The exercise
Gather the lines below that include the string "start", copying each in full.

Given records
>> Begin

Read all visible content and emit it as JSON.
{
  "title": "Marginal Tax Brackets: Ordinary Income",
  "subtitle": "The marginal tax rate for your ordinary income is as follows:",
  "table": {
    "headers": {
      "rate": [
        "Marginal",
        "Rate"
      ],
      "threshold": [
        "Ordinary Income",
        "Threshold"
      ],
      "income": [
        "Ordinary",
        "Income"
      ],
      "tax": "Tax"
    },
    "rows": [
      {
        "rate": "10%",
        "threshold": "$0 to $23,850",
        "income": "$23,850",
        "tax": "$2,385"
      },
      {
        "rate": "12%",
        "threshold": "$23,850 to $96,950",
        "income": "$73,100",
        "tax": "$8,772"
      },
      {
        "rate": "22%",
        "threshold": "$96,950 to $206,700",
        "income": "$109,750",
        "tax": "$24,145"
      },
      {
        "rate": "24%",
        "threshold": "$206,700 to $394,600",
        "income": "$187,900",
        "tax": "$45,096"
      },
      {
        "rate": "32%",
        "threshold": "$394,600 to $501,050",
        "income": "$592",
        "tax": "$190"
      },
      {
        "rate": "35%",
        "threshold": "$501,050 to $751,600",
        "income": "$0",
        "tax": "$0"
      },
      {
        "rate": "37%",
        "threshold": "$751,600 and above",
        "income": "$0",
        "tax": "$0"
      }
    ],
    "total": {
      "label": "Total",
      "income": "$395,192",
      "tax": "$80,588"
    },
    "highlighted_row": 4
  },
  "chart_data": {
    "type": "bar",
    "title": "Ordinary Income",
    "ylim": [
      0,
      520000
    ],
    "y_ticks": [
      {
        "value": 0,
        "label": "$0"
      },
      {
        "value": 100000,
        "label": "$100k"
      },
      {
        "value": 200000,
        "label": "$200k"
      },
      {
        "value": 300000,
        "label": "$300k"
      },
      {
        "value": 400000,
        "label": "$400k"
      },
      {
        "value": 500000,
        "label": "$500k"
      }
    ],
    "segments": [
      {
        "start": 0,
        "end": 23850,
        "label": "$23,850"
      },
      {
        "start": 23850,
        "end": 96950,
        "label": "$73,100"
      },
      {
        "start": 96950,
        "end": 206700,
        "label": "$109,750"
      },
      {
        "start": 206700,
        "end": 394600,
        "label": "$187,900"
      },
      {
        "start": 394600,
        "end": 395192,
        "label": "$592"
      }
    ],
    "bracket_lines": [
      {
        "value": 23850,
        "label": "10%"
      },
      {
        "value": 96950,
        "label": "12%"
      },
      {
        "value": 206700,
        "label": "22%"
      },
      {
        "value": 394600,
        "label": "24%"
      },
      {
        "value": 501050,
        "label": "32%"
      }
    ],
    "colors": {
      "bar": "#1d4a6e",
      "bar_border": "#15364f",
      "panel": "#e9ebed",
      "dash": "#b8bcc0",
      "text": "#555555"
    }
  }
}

>> End

Written answer
        "start": 0,
        "start": 23850,
        "start": 96950,
        "start": 206700,
        "start": 394600,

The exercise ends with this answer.